→ **Task**: The material below should be written out in full and exactly; pictures stay out of the copy.

--- Start of Records to process ---

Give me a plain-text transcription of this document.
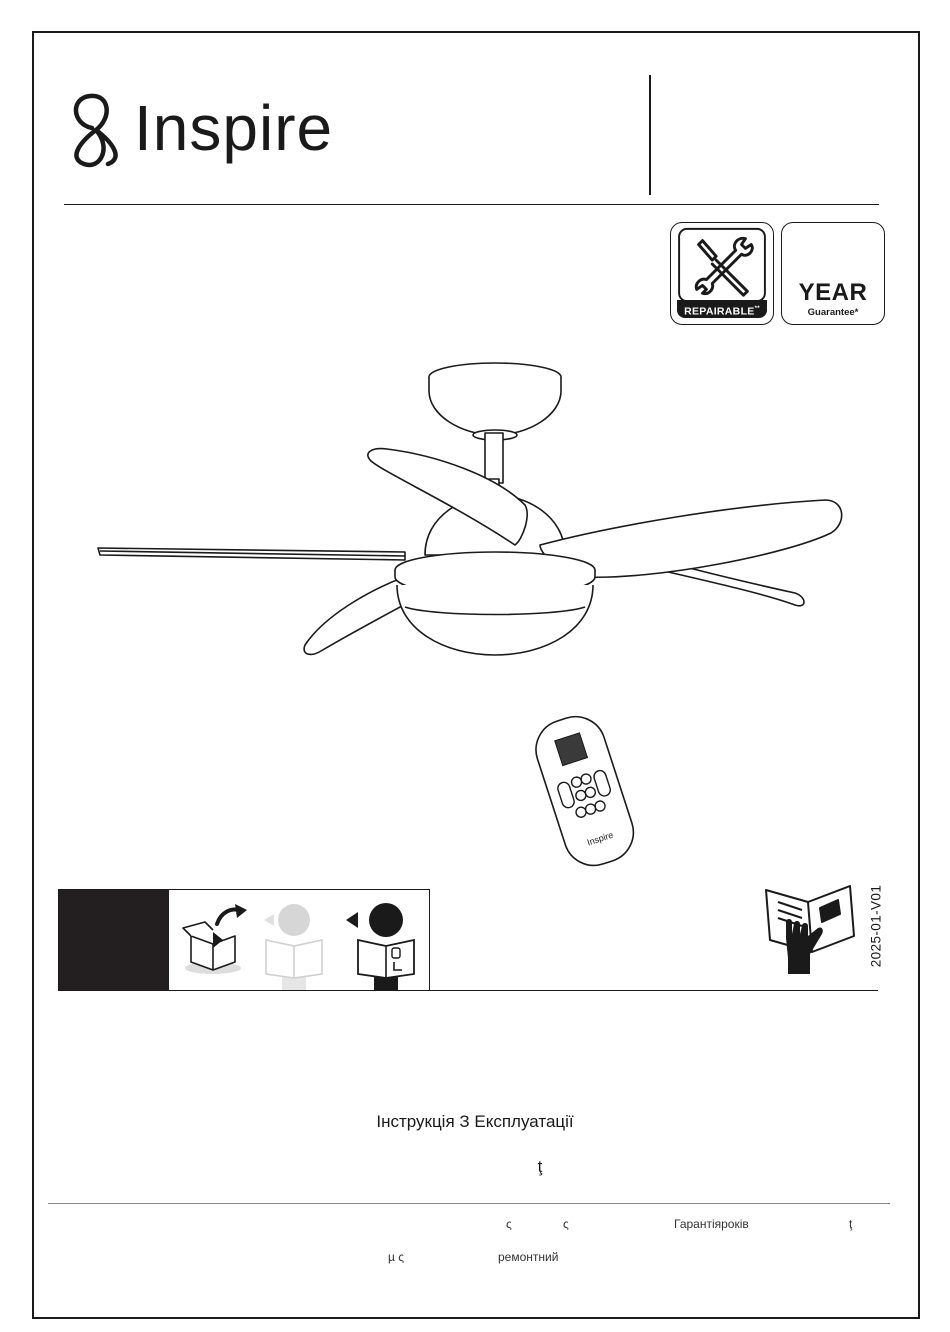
Inspire
REPAIRABLE**
YEAR
Guarantee*
Inspire
2025-01-V01
Інструкція З Експлуатації
ţ
ς	ς	Гарантіяроків	ţ
µ ς	ремонтний
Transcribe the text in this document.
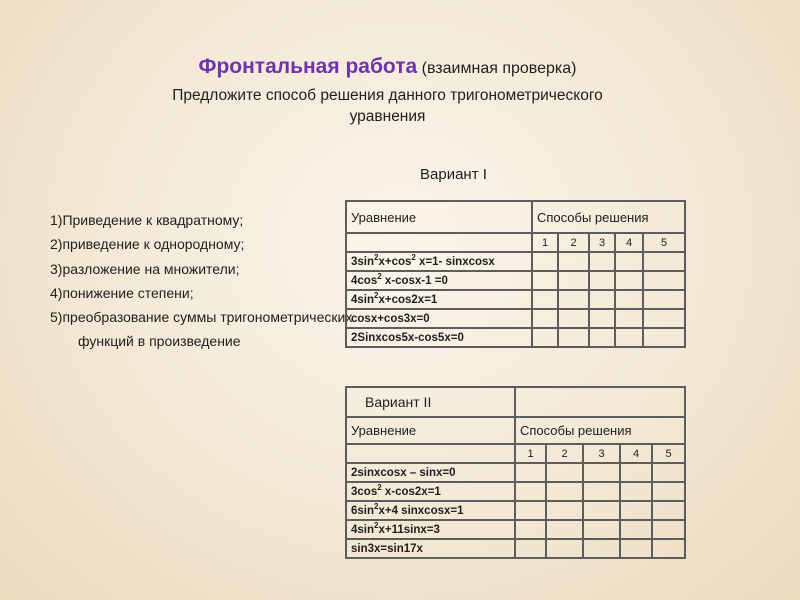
Фронтальная работа (взаимная проверка)
Предложите способ решения данного тригонометрического
уравнения
Вариант I
1)Приведение к квадратному;
2)приведение к однородному;
3)разложение на множители;
4)понижение степени;
5)преобразование суммы тригонометрических
функций в произведение
Уравнение	Способы решения				
	1	2	3	4	5
$3\sin^2x+\cos^2$ x=1- sinxcosx					
$4\cos^2$ x-cosx-1 =0					
$4\sin^2x+\cos 2x=1$					
cosx+cos3x=0					
2Sinxcos5x-cos5x=0					
Вариант II					
Уравнение	Способы решения				
	1	2	3	4	5
2sinxcosx – sinx=0					
$3\cos^2$ x-cos2x=1					
$6\sin^2x+4$ sinxcosx=1					
$4\sin^2x+11\sin x=3$					
sin3x=sin17x					
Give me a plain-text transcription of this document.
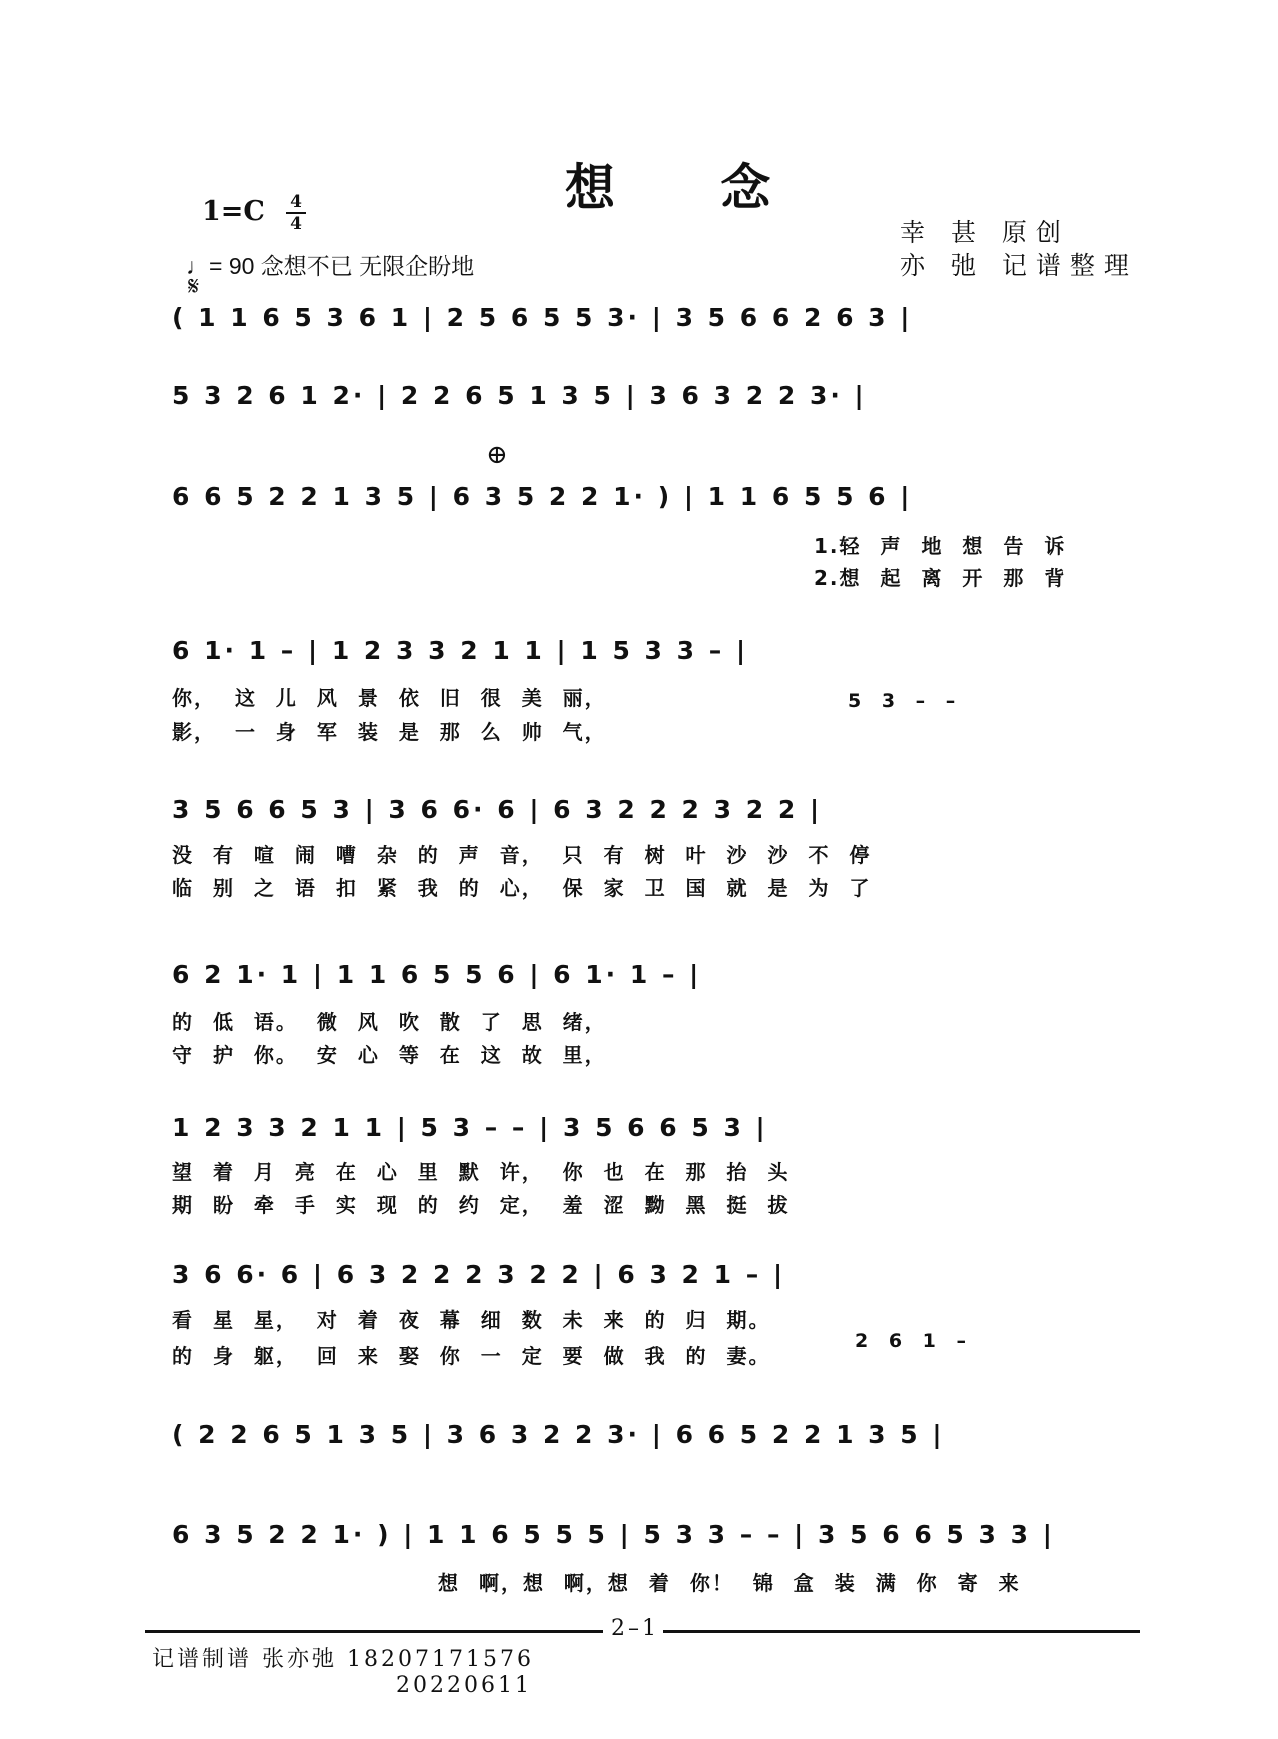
想 念
1=C 4
4
♩= 90 念想不已 无限企盼地
幸 甚 原创
亦 弛 记谱整理
𝄋
⊕
( 1 1 6 5 3 6 1 | 2 5 6 5 5 3· | 3 5 6 6 2 6 3 |
5 3 2 6 1 2· | 2 2 6 5 1 3 5 | 3 6 3 2 2 3· |
6 6 5 2 2 1 3 5 | 6 3 5 2 2 1· ) | 1 1 6 5 5 6 |
1.轻 声 地 想 告 诉
2.想 起 离 开 那 背
6 1· 1 – | 1 2 3 3 2 1 1 | 1 5 3 3 – |
5 3 – –
你， 这 儿 风 景 依 旧 很 美 丽，
影， 一 身 军 装 是 那 么 帅 气，
3 5 6 6 5 3 | 3 6 6· 6 | 6 3 2 2 2 3 2 2 |
没 有 喧 闹 嘈 杂 的 声 音， 只 有 树 叶 沙 沙 不 停
临 别 之 语 扣 紧 我 的 心， 保 家 卫 国 就 是 为 了
6 2 1· 1 | 1 1 6 5 5 6 | 6 1· 1 – |
的 低 语。 微 风 吹 散 了 思 绪，
守 护 你。 安 心 等 在 这 故 里，
1 2 3 3 2 1 1 | 5 3 – – | 3 5 6 6 5 3 |
望 着 月 亮 在 心 里 默 许， 你 也 在 那 抬 头
期 盼 牵 手 实 现 的 约 定， 羞 涩 黝 黑 挺 拔
3 6 6· 6 | 6 3 2 2 2 3 2 2 | 6 3 2 1 – |
2 6 1 –
看 星 星， 对 着 夜 幕 细 数 未 来 的 归 期。
的 身 躯， 回 来 娶 你 一 定 要 做 我 的 妻。
( 2 2 6 5 1 3 5 | 3 6 3 2 2 3· | 6 6 5 2 2 1 3 5 |
6 3 5 2 2 1· ) | 1 1 6 5 5 5 | 5 3 3 – – | 3 5 6 6 5 3 3 |
想 啊，想 啊，想 着 你！ 锦 盒 装 满 你 寄 来
2–1
记谱制谱 张亦弛 18207171576
20220611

--- End of Records to process ---

→ **Correct result**:
Give me a plain-text transcription of this document.
Inspire
REPAIRABLE**
YEAR
Guarantee*
Inspire
2025-01-V01
Інструкція З Експлуатації
ţ
ς	ς	Гарантіяроків	ţ
µ ς	ремонтний
Transcribe the text in this document.
Фронтальная работа (взаимная проверка)
Предложите способ решения данного тригонометрического
уравнения
Вариант I
1)Приведение к квадратному;
2)приведение к однородному;
3)разложение на множители;
4)понижение степени;
5)преобразование суммы тригонометрических
функций в произведение
Уравнение	Способы решения				
	1	2	3	4	5
$3\sin^2x+\cos^2$ x=1- sinxcosx					
$4\cos^2$ x-cosx-1 =0					
$4\sin^2x+\cos 2x=1$					
cosx+cos3x=0					
2Sinxcos5x-cos5x=0					
Вариант II					
Уравнение	Способы решения				
	1	2	3	4	5
2sinxcosx – sinx=0					
$3\cos^2$ x-cos2x=1					
$6\sin^2x+4$ sinxcosx=1					
$4\sin^2x+11\sin x=3$					
sin3x=sin17x					
Give me a plain-text transcription of this document.
想 念
1=C 4
4
♩= 90 念想不已 无限企盼地
幸 甚 原创
亦 弛 记谱整理
𝄋
⊕
( 1 1 6 5 3 6 1 | 2 5 6 5 5 3· | 3 5 6 6 2 6 3 |
5 3 2 6 1 2· | 2 2 6 5 1 3 5 | 3 6 3 2 2 3· |
6 6 5 2 2 1 3 5 | 6 3 5 2 2 1· ) | 1 1 6 5 5 6 |
1.轻 声 地 想 告 诉
2.想 起 离 开 那 背
6 1· 1 – | 1 2 3 3 2 1 1 | 1 5 3 3 – |
5 3 – –
你， 这 儿 风 景 依 旧 很 美 丽，
影， 一 身 军 装 是 那 么 帅 气，
3 5 6 6 5 3 | 3 6 6· 6 | 6 3 2 2 2 3 2 2 |
没 有 喧 闹 嘈 杂 的 声 音， 只 有 树 叶 沙 沙 不 停
临 别 之 语 扣 紧 我 的 心， 保 家 卫 国 就 是 为 了
6 2 1· 1 | 1 1 6 5 5 6 | 6 1· 1 – |
的 低 语。 微 风 吹 散 了 思 绪，
守 护 你。 安 心 等 在 这 故 里，
1 2 3 3 2 1 1 | 5 3 – – | 3 5 6 6 5 3 |
望 着 月 亮 在 心 里 默 许， 你 也 在 那 抬 头
期 盼 牵 手 实 现 的 约 定， 羞 涩 黝 黑 挺 拔
3 6 6· 6 | 6 3 2 2 2 3 2 2 | 6 3 2 1 – |
2 6 1 –
看 星 星， 对 着 夜 幕 细 数 未 来 的 归 期。
的 身 躯， 回 来 娶 你 一 定 要 做 我 的 妻。
( 2 2 6 5 1 3 5 | 3 6 3 2 2 3· | 6 6 5 2 2 1 3 5 |
6 3 5 2 2 1· ) | 1 1 6 5 5 5 | 5 3 3 – – | 3 5 6 6 5 3 3 |
想 啊，想 啊，想 着 你！ 锦 盒 装 满 你 寄 来
2–1
记谱制谱 张亦弛 18207171576
20220611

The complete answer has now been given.